■ **TASK TO COMPLETE**:
Extract verbatim everything from the beginning of the data down to and including the line that contains "key-button[interactable]: 1 (39, 336, 86, 382)".
○ ○ ○ ○ ○
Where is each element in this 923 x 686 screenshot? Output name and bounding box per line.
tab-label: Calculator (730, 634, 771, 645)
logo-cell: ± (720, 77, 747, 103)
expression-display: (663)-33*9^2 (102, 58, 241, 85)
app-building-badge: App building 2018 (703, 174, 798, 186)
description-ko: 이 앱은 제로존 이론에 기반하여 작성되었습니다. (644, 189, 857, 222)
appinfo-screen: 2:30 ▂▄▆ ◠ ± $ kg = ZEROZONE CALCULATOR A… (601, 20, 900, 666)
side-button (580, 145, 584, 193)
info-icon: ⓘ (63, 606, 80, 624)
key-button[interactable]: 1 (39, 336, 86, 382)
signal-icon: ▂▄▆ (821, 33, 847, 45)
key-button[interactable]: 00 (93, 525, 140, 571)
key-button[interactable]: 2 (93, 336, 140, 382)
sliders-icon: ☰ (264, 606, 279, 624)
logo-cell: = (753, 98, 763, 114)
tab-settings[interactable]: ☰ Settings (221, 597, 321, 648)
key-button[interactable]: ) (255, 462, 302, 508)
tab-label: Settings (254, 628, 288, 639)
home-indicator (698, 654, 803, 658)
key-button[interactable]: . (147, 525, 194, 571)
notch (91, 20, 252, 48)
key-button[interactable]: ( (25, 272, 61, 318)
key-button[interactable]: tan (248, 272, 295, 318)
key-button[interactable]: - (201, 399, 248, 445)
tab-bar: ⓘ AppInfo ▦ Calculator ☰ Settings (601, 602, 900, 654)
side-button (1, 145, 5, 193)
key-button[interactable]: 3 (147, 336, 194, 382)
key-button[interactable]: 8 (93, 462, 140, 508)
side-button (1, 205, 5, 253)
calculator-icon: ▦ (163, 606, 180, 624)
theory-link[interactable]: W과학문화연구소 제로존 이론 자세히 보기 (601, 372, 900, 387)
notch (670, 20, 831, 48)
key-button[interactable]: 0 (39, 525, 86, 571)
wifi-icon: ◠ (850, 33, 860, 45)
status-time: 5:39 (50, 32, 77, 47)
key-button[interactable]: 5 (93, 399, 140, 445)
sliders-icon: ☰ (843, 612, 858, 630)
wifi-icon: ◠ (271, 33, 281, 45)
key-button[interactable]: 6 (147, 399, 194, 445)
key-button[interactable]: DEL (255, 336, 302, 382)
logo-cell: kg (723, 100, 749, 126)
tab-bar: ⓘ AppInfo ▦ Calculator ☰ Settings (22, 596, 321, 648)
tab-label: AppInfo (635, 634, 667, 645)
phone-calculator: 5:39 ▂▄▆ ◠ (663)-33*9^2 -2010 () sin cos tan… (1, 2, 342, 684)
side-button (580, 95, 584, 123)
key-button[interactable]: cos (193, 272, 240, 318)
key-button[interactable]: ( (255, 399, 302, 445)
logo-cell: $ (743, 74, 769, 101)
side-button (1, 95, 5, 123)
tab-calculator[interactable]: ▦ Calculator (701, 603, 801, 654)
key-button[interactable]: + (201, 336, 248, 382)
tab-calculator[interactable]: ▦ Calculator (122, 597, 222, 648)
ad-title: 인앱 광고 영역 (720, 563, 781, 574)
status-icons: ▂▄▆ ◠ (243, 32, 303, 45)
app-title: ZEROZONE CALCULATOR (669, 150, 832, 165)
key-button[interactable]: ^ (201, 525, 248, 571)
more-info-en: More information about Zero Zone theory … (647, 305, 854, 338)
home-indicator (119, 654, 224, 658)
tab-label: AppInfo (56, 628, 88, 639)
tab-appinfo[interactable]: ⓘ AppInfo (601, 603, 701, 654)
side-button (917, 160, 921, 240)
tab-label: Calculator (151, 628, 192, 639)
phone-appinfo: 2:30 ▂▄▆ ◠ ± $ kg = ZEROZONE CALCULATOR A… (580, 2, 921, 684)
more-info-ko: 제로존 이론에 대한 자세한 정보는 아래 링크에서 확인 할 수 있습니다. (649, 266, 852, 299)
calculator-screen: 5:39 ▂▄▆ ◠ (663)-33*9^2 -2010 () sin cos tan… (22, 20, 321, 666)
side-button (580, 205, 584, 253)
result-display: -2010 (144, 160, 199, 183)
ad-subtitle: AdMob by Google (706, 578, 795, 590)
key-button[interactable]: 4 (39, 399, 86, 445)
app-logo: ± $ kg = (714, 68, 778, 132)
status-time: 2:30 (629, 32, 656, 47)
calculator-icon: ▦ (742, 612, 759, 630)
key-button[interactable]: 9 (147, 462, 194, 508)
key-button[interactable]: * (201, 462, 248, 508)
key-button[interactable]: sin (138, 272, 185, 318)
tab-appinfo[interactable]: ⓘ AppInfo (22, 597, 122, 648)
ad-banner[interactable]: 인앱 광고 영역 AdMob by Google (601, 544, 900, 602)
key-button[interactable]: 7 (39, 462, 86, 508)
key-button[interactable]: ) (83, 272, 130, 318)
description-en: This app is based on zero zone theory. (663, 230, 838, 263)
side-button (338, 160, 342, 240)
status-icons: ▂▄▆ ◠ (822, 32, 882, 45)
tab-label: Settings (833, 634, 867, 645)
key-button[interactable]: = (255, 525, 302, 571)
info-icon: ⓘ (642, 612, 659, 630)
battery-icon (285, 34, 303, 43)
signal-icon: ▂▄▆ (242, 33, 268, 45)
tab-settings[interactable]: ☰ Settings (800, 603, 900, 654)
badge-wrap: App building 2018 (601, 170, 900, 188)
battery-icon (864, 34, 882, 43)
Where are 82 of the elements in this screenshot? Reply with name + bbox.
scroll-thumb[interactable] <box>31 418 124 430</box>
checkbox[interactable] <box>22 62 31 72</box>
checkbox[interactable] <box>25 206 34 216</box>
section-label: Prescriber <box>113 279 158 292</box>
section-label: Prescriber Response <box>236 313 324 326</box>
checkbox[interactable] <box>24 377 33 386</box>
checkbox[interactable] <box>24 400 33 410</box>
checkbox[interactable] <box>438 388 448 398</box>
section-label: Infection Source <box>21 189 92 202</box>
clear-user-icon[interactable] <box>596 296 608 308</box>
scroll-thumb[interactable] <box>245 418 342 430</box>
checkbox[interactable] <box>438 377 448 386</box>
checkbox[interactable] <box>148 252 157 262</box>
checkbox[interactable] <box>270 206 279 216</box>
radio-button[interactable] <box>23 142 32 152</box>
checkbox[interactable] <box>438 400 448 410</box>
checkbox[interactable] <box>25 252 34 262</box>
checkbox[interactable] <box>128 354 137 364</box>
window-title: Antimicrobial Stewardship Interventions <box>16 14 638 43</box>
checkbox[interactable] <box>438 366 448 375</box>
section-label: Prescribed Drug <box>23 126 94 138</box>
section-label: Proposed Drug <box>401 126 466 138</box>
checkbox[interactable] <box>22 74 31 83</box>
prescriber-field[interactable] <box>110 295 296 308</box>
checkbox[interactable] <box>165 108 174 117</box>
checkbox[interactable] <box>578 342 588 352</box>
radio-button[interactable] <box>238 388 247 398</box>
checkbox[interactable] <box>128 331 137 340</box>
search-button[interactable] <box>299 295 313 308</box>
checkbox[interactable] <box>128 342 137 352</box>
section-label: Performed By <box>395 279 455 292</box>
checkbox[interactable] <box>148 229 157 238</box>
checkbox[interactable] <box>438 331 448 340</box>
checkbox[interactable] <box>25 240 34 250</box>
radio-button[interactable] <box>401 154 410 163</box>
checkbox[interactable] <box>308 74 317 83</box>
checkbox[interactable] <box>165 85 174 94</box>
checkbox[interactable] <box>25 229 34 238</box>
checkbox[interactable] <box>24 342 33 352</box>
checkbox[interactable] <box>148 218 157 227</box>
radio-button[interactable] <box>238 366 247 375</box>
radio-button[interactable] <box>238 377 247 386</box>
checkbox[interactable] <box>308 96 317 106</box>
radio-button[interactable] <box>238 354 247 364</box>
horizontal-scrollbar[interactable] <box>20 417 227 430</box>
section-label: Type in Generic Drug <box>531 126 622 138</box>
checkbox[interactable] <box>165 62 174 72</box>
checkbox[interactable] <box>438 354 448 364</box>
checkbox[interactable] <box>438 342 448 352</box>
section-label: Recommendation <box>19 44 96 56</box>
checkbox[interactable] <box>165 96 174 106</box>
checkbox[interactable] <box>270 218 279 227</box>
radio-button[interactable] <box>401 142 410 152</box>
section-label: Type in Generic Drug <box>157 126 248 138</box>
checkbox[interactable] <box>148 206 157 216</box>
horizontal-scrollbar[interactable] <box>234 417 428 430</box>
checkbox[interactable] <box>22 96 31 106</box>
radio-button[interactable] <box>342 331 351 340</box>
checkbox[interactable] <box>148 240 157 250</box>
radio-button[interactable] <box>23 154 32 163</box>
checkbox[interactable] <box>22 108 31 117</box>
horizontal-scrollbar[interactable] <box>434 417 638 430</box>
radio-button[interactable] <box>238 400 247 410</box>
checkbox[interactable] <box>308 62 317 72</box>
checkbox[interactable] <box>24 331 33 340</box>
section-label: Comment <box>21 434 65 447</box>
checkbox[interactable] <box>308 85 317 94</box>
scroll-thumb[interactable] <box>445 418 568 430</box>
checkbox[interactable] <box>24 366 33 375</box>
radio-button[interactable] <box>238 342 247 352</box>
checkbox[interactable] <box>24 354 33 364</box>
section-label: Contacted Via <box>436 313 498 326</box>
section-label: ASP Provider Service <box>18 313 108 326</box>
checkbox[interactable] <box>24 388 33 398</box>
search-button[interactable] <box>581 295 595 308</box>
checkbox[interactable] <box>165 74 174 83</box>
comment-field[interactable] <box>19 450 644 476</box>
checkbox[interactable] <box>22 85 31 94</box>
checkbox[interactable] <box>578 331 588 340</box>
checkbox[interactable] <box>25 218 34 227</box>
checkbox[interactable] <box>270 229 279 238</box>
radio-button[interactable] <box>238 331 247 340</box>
○ ○ ○ ○ ○
■ **FINISHED EXERCISE**:
Where is each element in this 923 x 686 screenshot? Output name and bounding box per line.
tab-label: Calculator (730, 634, 771, 645)
logo-cell: ± (720, 77, 747, 103)
expression-display: (663)-33*9^2 (102, 58, 241, 85)
app-building-badge: App building 2018 (703, 174, 798, 186)
description-ko: 이 앱은 제로존 이론에 기반하여 작성되었습니다. (644, 189, 857, 222)
appinfo-screen: 2:30 ▂▄▆ ◠ ± $ kg = ZEROZONE CALCULATOR A… (601, 20, 900, 666)
side-button (580, 145, 584, 193)
info-icon: ⓘ (63, 606, 80, 624)
key-button[interactable]: 1 (39, 336, 86, 382)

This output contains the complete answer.